** STATED EXERCISE **
Gather up every line that includes the string "Online".
>> start DATA FOR THIS EXERCISE
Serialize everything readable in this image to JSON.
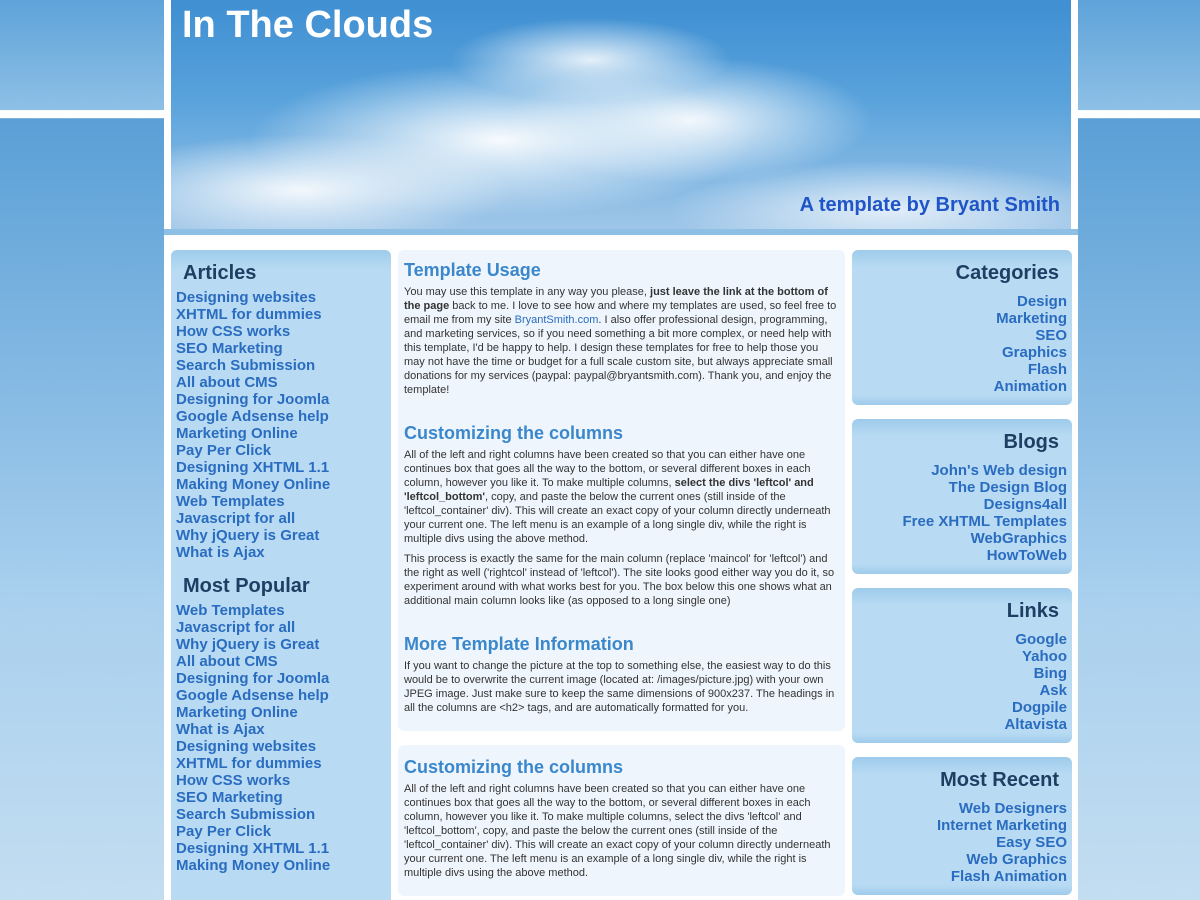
{
  "header": {
    "title": "In The Clouds",
    "tagline": "A template by Bryant Smith"
  },
  "left": {
    "articles_heading": "Articles",
    "articles": [
      "Designing websites",
      "XHTML for dummies",
      "How CSS works",
      "SEO Marketing",
      "Search Submission",
      "All about CMS",
      "Designing for Joomla",
      "Google Adsense help",
      "Marketing Online",
      "Pay Per Click",
      "Designing XHTML 1.1",
      "Making Money Online",
      "Web Templates",
      "Javascript for all",
      "Why jQuery is Great",
      "What is Ajax"
    ],
    "popular_heading": "Most Popular",
    "popular": [
      "Web Templates",
      "Javascript for all",
      "Why jQuery is Great",
      "All about CMS",
      "Designing for Joomla",
      "Google Adsense help",
      "Marketing Online",
      "What is Ajax",
      "Designing websites",
      "XHTML for dummies",
      "How CSS works",
      "SEO Marketing",
      "Search Submission",
      "Pay Per Click",
      "Designing XHTML 1.1",
      "Making Money Online"
    ]
  },
  "main": {
    "usage_heading": "Template Usage",
    "usage_p1_a": "You may use this template in any way you please, ",
    "usage_p1_bold": "just leave the link at the bottom of the page",
    "usage_p1_b": " back to me. I love to see how and where my templates are used, so feel free to email me from my site ",
    "usage_p1_link": "BryantSmith.com",
    "usage_p1_c": ". I also offer professional design, programming, and marketing services, so if you need something a bit more complex, or need help with this template, I'd be happy to help. I design these templates for free to help those you may not have the time or budget for a full scale custom site, but always appreciate small donations for my services (paypal: paypal@bryantsmith.com). Thank you, and enjoy the template!",
    "columns_heading": "Customizing the columns",
    "columns_p1_a": "All of the left and right columns have been created so that you can either have one continues box that goes all the way to the bottom, or several different boxes in each column, however you like it. To make multiple columns, ",
    "columns_p1_bold": "select the divs 'leftcol' and 'leftcol_bottom'",
    "columns_p1_b": ", copy, and paste the below the current ones (still inside of the 'leftcol_container' div). This will create an exact copy of your column directly underneath your current one. The left menu is an example of a long single div, while the right is multiple divs using the above method.",
    "columns_p2": "This process is exactly the same for the main column (replace 'maincol' for 'leftcol') and the right as well ('rightcol' instead of 'leftcol'). The site looks good either way you do it, so experiment around with what works best for you. The box below this one shows what an additional main column looks like (as opposed to a long single one)",
    "more_heading": "More Template Information",
    "more_p1": "If you want to change the picture at the top to something else, the easiest way to do this would be to overwrite the current image (located at: /images/picture.jpg) with your own JPEG image. Just make sure to keep the same dimensions of 900x237. The headings in all the columns are <h2> tags, and are automatically formatted for you.",
    "box2_heading": "Customizing the columns",
    "box2_p1": "All of the left and right columns have been created so that you can either have one continues box that goes all the way to the bottom, or several different boxes in each column, however you like it. To make multiple columns, select the divs 'leftcol' and 'leftcol_bottom', copy, and paste the below the current ones (still inside of the 'leftcol_container' div). This will create an exact copy of your column directly underneath your current one. The left menu is an example of a long single div, while the right is multiple divs using the above method."
  },
  "right": {
    "categories_heading": "Categories",
    "categories": [
      "Design",
      "Marketing",
      "SEO",
      "Graphics",
      "Flash",
      "Animation"
    ],
    "blogs_heading": "Blogs",
    "blogs": [
      "John's Web design",
      "The Design Blog",
      "Designs4all",
      "Free XHTML Templates",
      "WebGraphics",
      "HowToWeb"
    ],
    "links_heading": "Links",
    "links": [
      "Google",
      "Yahoo",
      "Bing",
      "Ask",
      "Dogpile",
      "Altavista"
    ],
    "recent_heading": "Most Recent",
    "recent": [
      "Web Designers",
      "Internet Marketing",
      "Easy SEO",
      "Web Graphics",
      "Flash Animation"
    ]
  }
}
>> end DATA FOR THIS EXERCISE
** REPLY TO THE EXERCISE **
      "Marketing Online",
      "Making Money Online",
      "Marketing Online",
      "Making Money Online"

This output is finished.